═══ Records for the exercise
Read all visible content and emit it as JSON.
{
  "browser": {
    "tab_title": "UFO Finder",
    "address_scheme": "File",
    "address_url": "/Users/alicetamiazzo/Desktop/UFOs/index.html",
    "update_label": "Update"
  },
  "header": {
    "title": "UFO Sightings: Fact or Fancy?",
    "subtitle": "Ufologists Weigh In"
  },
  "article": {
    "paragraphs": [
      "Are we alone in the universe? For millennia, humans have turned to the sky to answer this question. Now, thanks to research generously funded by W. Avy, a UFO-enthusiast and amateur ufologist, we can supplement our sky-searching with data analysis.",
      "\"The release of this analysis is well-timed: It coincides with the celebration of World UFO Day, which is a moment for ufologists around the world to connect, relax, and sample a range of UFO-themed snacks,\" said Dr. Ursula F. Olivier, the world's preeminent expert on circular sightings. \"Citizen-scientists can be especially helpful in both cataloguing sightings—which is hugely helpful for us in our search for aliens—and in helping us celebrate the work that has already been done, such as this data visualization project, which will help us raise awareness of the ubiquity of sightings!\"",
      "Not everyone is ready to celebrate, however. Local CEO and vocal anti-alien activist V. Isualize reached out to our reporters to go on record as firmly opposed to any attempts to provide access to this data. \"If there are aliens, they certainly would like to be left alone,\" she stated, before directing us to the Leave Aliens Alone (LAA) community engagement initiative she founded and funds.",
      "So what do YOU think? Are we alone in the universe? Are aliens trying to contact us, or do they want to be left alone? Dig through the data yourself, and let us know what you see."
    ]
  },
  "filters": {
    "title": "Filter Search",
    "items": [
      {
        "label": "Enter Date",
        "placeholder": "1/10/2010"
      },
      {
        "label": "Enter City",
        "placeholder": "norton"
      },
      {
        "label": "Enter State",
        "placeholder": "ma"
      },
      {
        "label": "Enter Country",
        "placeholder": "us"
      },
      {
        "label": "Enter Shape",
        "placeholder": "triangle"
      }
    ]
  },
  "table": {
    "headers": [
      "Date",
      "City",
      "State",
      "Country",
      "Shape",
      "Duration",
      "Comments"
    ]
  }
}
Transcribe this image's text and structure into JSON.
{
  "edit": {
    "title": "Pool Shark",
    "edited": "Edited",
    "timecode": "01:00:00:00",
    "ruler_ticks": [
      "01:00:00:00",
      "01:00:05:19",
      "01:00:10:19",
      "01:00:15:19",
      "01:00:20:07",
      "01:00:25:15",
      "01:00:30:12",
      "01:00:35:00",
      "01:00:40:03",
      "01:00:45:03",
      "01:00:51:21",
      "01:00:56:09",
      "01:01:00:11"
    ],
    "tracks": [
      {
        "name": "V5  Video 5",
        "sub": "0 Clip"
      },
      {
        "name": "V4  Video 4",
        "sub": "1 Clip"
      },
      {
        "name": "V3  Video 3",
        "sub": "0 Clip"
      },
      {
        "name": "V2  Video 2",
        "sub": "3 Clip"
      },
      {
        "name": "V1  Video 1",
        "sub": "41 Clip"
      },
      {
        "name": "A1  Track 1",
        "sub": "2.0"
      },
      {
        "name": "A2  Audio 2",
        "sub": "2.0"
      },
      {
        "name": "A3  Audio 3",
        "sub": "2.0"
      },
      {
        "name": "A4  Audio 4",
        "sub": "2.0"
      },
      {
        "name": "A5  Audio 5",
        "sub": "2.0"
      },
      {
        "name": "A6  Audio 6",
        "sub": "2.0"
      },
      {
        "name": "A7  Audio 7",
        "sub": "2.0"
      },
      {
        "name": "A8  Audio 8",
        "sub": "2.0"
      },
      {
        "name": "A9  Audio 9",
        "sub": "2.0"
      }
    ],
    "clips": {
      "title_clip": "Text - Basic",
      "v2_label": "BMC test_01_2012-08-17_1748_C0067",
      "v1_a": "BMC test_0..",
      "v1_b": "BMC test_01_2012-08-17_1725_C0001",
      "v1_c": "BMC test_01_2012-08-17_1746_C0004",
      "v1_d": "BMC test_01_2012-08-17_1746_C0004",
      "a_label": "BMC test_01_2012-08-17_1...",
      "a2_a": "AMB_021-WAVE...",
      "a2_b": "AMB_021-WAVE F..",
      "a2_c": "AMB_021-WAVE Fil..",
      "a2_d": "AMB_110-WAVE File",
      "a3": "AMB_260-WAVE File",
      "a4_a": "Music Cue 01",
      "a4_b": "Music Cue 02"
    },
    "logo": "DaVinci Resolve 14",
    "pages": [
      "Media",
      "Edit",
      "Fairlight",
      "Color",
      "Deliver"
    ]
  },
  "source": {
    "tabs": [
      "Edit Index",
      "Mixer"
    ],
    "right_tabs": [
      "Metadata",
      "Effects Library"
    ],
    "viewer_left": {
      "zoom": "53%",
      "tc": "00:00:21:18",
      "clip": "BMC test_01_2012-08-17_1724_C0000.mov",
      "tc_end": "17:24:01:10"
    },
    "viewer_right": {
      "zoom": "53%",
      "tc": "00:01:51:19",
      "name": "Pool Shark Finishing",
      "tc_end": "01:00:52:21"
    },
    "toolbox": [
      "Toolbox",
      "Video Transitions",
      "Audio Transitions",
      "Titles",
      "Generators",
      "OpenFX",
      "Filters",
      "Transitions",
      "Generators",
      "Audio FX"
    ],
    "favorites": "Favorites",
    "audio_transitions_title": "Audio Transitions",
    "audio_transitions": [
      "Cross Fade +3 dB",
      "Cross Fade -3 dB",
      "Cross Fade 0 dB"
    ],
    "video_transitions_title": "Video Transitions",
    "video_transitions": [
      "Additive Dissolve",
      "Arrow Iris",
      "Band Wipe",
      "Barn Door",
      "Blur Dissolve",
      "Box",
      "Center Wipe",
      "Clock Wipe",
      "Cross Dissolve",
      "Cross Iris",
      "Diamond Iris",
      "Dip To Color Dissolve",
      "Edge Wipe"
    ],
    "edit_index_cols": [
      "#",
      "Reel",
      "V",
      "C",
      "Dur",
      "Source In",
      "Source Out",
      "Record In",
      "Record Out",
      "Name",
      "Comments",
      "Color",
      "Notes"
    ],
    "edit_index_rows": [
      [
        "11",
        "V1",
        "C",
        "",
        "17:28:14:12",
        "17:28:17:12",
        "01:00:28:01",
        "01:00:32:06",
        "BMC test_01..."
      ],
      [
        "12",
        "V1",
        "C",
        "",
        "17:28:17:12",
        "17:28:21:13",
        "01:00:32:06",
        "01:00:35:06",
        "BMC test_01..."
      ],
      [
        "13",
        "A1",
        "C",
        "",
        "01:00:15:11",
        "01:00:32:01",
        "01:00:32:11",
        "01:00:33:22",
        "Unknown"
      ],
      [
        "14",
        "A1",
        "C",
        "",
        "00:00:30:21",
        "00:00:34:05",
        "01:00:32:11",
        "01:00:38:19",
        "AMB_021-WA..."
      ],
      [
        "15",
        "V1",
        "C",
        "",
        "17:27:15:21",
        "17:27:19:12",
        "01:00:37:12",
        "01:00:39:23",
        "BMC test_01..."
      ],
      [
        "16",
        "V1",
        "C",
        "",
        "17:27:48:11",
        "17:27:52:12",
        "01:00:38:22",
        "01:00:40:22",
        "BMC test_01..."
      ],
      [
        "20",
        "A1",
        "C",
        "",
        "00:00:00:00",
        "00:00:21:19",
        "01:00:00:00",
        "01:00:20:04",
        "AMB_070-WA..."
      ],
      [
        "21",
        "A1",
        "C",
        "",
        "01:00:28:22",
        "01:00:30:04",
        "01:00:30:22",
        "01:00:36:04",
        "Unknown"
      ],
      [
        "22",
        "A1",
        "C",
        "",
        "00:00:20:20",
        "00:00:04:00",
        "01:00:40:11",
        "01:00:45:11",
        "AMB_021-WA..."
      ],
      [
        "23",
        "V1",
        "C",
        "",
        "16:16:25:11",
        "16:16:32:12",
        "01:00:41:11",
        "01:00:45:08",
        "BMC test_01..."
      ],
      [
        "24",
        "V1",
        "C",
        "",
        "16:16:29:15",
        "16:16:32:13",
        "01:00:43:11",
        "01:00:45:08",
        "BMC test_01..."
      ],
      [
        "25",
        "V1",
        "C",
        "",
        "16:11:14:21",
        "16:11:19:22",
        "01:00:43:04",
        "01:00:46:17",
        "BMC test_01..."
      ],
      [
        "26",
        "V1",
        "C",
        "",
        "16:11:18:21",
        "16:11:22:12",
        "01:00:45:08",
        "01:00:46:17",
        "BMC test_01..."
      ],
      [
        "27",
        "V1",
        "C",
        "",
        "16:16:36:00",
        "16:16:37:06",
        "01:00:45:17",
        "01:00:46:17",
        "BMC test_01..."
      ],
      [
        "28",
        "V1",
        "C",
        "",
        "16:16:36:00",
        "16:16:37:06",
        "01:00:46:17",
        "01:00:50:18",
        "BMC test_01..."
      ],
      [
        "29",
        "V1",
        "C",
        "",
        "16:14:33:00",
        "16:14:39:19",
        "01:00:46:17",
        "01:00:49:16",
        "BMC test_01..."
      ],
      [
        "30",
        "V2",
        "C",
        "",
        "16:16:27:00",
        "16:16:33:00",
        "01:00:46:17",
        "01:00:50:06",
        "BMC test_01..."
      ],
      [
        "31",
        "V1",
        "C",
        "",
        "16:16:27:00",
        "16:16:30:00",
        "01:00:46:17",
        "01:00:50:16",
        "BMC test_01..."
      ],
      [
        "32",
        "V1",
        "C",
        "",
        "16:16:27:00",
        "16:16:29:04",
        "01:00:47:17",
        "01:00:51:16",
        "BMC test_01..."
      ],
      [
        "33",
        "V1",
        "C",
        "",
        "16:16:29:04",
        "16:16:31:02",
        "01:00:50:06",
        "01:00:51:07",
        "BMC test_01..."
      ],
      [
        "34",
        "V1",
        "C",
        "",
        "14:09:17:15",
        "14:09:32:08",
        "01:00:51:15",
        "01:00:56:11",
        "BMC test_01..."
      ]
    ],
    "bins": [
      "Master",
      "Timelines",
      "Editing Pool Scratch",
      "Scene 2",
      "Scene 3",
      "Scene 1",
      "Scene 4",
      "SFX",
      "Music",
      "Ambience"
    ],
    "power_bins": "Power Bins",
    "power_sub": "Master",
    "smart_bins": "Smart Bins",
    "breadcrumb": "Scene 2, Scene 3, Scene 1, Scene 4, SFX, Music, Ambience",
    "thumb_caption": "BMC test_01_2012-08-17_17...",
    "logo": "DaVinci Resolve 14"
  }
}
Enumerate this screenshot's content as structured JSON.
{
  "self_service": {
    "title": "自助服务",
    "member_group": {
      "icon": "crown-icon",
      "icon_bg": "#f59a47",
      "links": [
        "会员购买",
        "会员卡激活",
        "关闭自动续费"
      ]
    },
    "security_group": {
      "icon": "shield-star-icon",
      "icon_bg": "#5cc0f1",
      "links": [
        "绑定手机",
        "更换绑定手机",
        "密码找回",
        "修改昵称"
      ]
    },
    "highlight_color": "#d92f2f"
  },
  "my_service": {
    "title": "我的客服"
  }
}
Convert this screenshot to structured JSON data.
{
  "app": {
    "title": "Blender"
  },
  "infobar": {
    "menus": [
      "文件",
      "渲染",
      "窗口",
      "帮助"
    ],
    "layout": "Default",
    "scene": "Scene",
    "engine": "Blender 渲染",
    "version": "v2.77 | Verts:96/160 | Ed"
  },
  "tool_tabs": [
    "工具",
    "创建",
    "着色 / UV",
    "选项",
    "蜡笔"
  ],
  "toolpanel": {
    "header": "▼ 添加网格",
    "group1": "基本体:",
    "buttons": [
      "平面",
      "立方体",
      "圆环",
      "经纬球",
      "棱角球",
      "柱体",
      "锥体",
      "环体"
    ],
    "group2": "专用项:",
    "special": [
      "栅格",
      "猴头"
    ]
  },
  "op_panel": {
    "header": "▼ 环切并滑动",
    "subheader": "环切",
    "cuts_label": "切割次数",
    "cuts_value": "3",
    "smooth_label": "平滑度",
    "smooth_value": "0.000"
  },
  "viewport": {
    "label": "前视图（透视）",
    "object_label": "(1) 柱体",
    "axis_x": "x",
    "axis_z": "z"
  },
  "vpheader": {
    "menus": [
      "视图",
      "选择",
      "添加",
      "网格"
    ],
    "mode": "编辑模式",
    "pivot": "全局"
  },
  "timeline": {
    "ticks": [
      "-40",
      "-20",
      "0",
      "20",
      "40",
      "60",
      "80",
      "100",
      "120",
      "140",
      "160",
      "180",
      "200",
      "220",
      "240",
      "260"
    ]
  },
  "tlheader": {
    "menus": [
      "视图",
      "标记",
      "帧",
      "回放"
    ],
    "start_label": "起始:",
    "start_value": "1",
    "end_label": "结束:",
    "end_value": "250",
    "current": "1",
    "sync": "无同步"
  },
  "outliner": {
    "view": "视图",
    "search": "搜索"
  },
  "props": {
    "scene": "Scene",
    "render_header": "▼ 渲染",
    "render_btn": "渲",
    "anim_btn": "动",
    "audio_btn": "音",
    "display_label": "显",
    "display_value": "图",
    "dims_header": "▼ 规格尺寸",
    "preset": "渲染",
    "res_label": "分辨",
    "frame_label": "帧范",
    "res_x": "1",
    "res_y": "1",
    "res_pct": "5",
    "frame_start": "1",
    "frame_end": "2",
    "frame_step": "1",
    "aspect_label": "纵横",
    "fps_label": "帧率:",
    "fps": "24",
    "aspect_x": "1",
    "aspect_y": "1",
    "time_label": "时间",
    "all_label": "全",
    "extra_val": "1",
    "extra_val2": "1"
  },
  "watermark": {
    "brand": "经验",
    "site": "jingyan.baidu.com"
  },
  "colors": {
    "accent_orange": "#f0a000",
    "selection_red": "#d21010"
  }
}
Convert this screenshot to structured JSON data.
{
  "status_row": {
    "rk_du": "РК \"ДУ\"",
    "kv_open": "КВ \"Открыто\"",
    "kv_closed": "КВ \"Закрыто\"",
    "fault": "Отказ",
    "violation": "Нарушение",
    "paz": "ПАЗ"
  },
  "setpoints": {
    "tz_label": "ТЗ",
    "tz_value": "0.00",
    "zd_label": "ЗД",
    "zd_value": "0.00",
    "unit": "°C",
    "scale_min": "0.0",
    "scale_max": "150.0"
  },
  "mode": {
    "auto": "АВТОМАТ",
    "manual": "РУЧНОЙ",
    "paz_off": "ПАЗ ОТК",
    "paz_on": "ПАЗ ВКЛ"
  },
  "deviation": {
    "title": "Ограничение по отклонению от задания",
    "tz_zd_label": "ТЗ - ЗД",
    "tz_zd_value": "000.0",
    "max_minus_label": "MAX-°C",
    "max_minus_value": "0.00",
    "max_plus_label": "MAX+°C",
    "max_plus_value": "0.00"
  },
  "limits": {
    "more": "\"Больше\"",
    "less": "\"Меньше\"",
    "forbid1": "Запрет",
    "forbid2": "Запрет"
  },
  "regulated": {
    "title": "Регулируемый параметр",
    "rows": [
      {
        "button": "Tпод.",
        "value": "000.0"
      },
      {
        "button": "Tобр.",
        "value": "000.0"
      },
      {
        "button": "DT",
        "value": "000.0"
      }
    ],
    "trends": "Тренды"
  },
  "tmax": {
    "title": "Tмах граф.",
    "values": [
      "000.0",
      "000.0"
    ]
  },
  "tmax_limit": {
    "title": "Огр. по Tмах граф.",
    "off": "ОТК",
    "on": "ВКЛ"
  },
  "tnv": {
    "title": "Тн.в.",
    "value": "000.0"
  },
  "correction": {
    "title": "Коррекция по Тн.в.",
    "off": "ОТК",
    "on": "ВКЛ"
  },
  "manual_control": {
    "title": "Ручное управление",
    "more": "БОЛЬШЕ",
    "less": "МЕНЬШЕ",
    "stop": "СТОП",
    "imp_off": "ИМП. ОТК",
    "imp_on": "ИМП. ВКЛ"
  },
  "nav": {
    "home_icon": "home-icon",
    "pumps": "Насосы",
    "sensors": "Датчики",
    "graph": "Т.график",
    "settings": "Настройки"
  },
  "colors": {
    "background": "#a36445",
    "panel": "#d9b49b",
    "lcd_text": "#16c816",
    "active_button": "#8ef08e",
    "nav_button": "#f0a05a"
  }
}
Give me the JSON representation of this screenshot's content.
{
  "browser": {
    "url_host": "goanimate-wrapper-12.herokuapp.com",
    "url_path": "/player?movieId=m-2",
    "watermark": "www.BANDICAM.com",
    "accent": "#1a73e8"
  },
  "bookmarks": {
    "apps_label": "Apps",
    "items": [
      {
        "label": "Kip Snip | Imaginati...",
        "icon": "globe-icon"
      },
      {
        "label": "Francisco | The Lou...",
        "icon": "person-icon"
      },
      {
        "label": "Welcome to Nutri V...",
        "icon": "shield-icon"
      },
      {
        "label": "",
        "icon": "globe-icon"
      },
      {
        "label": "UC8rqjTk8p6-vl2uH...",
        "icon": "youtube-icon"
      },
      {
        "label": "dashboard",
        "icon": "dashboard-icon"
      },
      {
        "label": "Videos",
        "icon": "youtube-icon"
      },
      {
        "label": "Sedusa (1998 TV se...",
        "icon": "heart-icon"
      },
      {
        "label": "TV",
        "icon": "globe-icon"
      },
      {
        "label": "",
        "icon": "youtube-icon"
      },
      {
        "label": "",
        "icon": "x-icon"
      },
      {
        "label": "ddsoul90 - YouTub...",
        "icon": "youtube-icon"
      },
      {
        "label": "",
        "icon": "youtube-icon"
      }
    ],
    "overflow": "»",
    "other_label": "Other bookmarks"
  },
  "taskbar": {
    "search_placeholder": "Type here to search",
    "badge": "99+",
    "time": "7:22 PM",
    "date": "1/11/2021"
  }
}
══════
> [What needs to be done]: Copy each line above where the string "this" occurs.

> [Task result]:
      "Are we alone in the universe? For millennia, humans have turned to the sky to answer this question. Now, thanks to research generously funded by W. Avy, a UFO-enthusiast and amateur ufologist, we can supplement our sky-searching with data analysis.",
      "\"The release of this analysis is well-timed: It coincides with the celebration of World UFO Day, which is a moment for ufologists around the world to connect, relax, and sample a range of UFO-themed snacks,\" said Dr. Ursula F. Olivier, the world's preeminent expert on circular sightings. \"Citizen-scientists can be especially helpful in both cataloguing sightings—which is hugely helpful for us in our search for aliens—and in helping us celebrate the work that has already been done, such as this data visualization project, which will help us raise awareness of the ubiquity of sightings!\"",
      "Not everyone is ready to celebrate, however. Local CEO and vocal anti-alien activist V. Isualize reached out to our reporters to go on record as firmly opposed to any attempts to provide access to this data. \"If there are aliens, they certainly would like to be left alone,\" she stated, before directing us to the Leave Aliens Alone (LAA) community engagement initiative she founded and funds.",
Transcribe this image's text and structure into JSON.
Enumerate this screenshot's content as structured JSON.
Convert this screenshot to structured JSON data.
Convert this screenshot to structured JSON data.
Give me the JSON representation of this screenshot's content.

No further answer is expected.